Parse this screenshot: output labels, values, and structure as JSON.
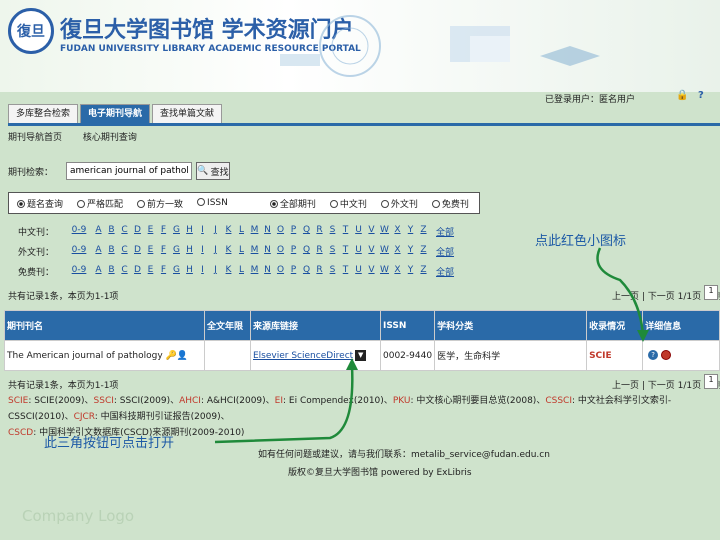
{
  "header": {
    "logo_text": "復旦",
    "title": "復旦大学图书馆 学术资源门户",
    "subtitle": "FUDAN UNIVERSITY LIBRARY ACADEMIC RESOURCE PORTAL"
  },
  "user": {
    "login_status": "已登录用户：匿名用户",
    "help": "?"
  },
  "tabs": [
    {
      "label": "多库整合检索"
    },
    {
      "label": "电子期刊导航"
    },
    {
      "label": "查找单篇文献"
    }
  ],
  "subnav": [
    "期刊导航首页",
    "核心期刊查询"
  ],
  "search": {
    "label": "期刊检索：",
    "value": "american journal of pathology",
    "button": "查找"
  },
  "options": {
    "match": [
      "题名查询",
      "严格匹配",
      "前方一致",
      "ISSN"
    ],
    "scope": [
      "全部期刊",
      "中文刊",
      "外文刊",
      "免费刊"
    ]
  },
  "letters": {
    "rows": [
      {
        "label": "中文刊："
      },
      {
        "label": "外文刊："
      },
      {
        "label": "免费刊："
      }
    ],
    "first": "0-9",
    "list": [
      "A",
      "B",
      "C",
      "D",
      "E",
      "F",
      "G",
      "H",
      "I",
      "J",
      "K",
      "L",
      "M",
      "N",
      "O",
      "P",
      "Q",
      "R",
      "S",
      "T",
      "U",
      "V",
      "W",
      "X",
      "Y",
      "Z"
    ],
    "all": "全部"
  },
  "annotations": {
    "red_icon": "点此红色小图标",
    "triangle": "此三角按钮可点击打开"
  },
  "results": {
    "count_text": "共有记录1条，本页为1-1项",
    "pager": "上一页 | 下一页 1/1页 转到",
    "page": "1"
  },
  "table": {
    "headers": [
      "期刊刊名",
      "全文年限",
      "来源库链接",
      "ISSN",
      "学科分类",
      "收录情况",
      "详细信息"
    ],
    "rows": [
      {
        "title": "The American journal of pathology",
        "years": "",
        "source": "Elsevier ScienceDirect",
        "issn": "0002-9440",
        "subject": "医学，生命科学",
        "indexed": "SCIE",
        "detail": "?"
      }
    ]
  },
  "notes": {
    "line1": [
      {
        "key": "SCIE",
        "text": ": SCIE(2009)、"
      },
      {
        "key": "SSCI",
        "text": ": SSCI(2009)、"
      },
      {
        "key": "AHCI",
        "text": ": A&HCI(2009)、"
      },
      {
        "key": "EI",
        "text": ": Ei Compendex(2010)、"
      },
      {
        "key": "PKU",
        "text": ": 中文核心期刊要目总览(2008)、"
      },
      {
        "key": "CSSCI",
        "text": ": 中文社会科学引文索引-CSSCI(2010)、"
      },
      {
        "key": "CJCR",
        "text": ": 中国科技期刊引证报告(2009)、"
      }
    ],
    "line2": [
      {
        "key": "CSCD",
        "text": ": 中国科学引文数据库(CSCD)来源期刊(2009-2010)"
      }
    ]
  },
  "footer": {
    "contact": "如有任何问题或建议，请与我们联系：metalib_service@fudan.edu.cn",
    "copyright": "版权©复旦大学图书馆 powered by ExLibris"
  },
  "watermark": "Company Logo",
  "colors": {
    "accent": "#2a6aa8",
    "annotation": "#1d5aa6",
    "arrow": "#1f8a3a",
    "highlight": "#c0392b"
  }
}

▬▬▬

* _DIRECTIVE_: Copy everything in the records above except the pictures, exactly as written.

* _THE ANSWER_:
Parse this screenshot: output labels, values, and structure as JSON.
{
  "header": {
    "logo_text": "復旦",
    "title": "復旦大学图书馆 学术资源门户",
    "subtitle": "FUDAN UNIVERSITY LIBRARY ACADEMIC RESOURCE PORTAL"
  },
  "user": {
    "login_status": "已登录用户：匿名用户",
    "help": "?"
  },
  "tabs": [
    {
      "label": "多库整合检索"
    },
    {
      "label": "电子期刊导航"
    },
    {
      "label": "查找单篇文献"
    }
  ],
  "subnav": [
    "期刊导航首页",
    "核心期刊查询"
  ],
  "search": {
    "label": "期刊检索：",
    "value": "american journal of pathology",
    "button": "查找"
  },
  "options": {
    "match": [
      "题名查询",
      "严格匹配",
      "前方一致",
      "ISSN"
    ],
    "scope": [
      "全部期刊",
      "中文刊",
      "外文刊",
      "免费刊"
    ]
  },
  "letters": {
    "rows": [
      {
        "label": "中文刊："
      },
      {
        "label": "外文刊："
      },
      {
        "label": "免费刊："
      }
    ],
    "first": "0-9",
    "list": [
      "A",
      "B",
      "C",
      "D",
      "E",
      "F",
      "G",
      "H",
      "I",
      "J",
      "K",
      "L",
      "M",
      "N",
      "O",
      "P",
      "Q",
      "R",
      "S",
      "T",
      "U",
      "V",
      "W",
      "X",
      "Y",
      "Z"
    ],
    "all": "全部"
  },
  "annotations": {
    "red_icon": "点此红色小图标",
    "triangle": "此三角按钮可点击打开"
  },
  "results": {
    "count_text": "共有记录1条，本页为1-1项",
    "pager": "上一页 | 下一页 1/1页 转到",
    "page": "1"
  },
  "table": {
    "headers": [
      "期刊刊名",
      "全文年限",
      "来源库链接",
      "ISSN",
      "学科分类",
      "收录情况",
      "详细信息"
    ],
    "rows": [
      {
        "title": "The American journal of pathology",
        "years": "",
        "source": "Elsevier ScienceDirect",
        "issn": "0002-9440",
        "subject": "医学，生命科学",
        "indexed": "SCIE",
        "detail": "?"
      }
    ]
  },
  "notes": {
    "line1": [
      {
        "key": "SCIE",
        "text": ": SCIE(2009)、"
      },
      {
        "key": "SSCI",
        "text": ": SSCI(2009)、"
      },
      {
        "key": "AHCI",
        "text": ": A&HCI(2009)、"
      },
      {
        "key": "EI",
        "text": ": Ei Compendex(2010)、"
      },
      {
        "key": "PKU",
        "text": ": 中文核心期刊要目总览(2008)、"
      },
      {
        "key": "CSSCI",
        "text": ": 中文社会科学引文索引-CSSCI(2010)、"
      },
      {
        "key": "CJCR",
        "text": ": 中国科技期刊引证报告(2009)、"
      }
    ],
    "line2": [
      {
        "key": "CSCD",
        "text": ": 中国科学引文数据库(CSCD)来源期刊(2009-2010)"
      }
    ]
  },
  "footer": {
    "contact": "如有任何问题或建议，请与我们联系：metalib_service@fudan.edu.cn",
    "copyright": "版权©复旦大学图书馆 powered by ExLibris"
  },
  "watermark": "Company Logo",
  "colors": {
    "accent": "#2a6aa8",
    "annotation": "#1d5aa6",
    "arrow": "#1f8a3a",
    "highlight": "#c0392b"
  }
}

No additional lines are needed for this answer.